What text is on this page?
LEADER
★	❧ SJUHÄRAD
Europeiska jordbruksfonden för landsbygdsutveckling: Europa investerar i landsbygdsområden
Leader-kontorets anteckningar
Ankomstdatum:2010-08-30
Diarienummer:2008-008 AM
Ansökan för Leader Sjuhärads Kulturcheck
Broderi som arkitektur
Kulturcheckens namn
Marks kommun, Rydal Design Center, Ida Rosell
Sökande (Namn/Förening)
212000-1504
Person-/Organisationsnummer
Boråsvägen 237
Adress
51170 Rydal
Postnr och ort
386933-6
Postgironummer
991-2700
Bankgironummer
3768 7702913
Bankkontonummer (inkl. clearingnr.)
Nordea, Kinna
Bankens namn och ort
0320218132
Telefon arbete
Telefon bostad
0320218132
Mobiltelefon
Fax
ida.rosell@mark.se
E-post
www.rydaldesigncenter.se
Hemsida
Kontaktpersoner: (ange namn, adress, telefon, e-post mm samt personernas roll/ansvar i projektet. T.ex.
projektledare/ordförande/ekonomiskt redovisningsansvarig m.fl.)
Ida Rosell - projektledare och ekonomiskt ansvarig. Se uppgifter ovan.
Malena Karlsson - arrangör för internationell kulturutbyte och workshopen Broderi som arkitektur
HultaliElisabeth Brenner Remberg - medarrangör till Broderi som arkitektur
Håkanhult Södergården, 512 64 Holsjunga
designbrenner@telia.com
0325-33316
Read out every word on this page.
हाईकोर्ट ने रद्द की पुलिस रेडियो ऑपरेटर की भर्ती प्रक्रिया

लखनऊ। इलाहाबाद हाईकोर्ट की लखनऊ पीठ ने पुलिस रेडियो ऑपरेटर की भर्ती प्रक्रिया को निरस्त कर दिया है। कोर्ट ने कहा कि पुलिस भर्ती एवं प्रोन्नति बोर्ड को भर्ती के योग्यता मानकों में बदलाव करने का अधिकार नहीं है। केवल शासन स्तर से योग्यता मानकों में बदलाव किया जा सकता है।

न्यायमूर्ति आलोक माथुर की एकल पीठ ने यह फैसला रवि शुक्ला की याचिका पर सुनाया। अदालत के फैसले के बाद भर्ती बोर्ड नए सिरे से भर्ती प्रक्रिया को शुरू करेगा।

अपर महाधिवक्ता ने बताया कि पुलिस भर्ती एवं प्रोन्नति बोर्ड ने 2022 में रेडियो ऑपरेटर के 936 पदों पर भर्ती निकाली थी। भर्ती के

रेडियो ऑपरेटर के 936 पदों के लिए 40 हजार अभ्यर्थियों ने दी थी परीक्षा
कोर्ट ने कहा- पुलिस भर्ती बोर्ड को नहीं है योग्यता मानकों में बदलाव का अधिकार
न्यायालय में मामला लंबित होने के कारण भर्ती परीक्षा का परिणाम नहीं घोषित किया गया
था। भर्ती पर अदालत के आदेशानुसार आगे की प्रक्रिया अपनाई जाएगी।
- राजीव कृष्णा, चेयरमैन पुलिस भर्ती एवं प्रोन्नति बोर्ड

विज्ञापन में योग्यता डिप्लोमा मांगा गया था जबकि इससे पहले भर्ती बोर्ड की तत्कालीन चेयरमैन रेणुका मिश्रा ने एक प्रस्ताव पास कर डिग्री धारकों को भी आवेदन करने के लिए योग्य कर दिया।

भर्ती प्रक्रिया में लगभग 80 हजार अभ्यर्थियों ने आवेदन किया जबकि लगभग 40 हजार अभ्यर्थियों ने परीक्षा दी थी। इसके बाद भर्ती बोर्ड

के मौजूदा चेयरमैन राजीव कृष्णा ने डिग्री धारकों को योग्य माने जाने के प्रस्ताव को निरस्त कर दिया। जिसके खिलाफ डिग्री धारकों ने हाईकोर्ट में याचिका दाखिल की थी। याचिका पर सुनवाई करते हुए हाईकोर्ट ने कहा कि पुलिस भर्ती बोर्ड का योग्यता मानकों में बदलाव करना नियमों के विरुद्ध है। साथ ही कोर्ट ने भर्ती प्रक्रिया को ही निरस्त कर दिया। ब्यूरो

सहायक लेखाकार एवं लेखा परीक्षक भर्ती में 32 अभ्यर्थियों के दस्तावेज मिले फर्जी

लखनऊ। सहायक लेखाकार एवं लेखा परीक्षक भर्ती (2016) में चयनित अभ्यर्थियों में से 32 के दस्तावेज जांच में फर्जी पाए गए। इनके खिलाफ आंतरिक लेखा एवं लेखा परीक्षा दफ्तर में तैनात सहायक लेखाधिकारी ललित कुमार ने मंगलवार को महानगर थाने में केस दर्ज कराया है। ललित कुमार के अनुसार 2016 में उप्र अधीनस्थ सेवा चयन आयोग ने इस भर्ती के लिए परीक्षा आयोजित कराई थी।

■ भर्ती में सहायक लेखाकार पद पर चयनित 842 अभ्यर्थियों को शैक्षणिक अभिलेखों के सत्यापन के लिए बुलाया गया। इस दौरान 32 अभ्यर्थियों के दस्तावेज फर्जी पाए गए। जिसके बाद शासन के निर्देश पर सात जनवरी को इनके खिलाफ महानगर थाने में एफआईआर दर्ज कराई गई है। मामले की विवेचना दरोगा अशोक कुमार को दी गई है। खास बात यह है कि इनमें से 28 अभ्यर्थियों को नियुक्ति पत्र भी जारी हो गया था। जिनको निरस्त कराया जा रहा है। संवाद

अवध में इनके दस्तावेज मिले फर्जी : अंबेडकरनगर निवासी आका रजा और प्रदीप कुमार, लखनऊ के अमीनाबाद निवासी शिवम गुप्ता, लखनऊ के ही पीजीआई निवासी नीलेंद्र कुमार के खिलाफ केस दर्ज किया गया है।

» GIVEN REQUEST:
Look through the listing above and count the lines where the string "Broderi" appears. Report the number only.

» ANSWER TO THE TASK:
3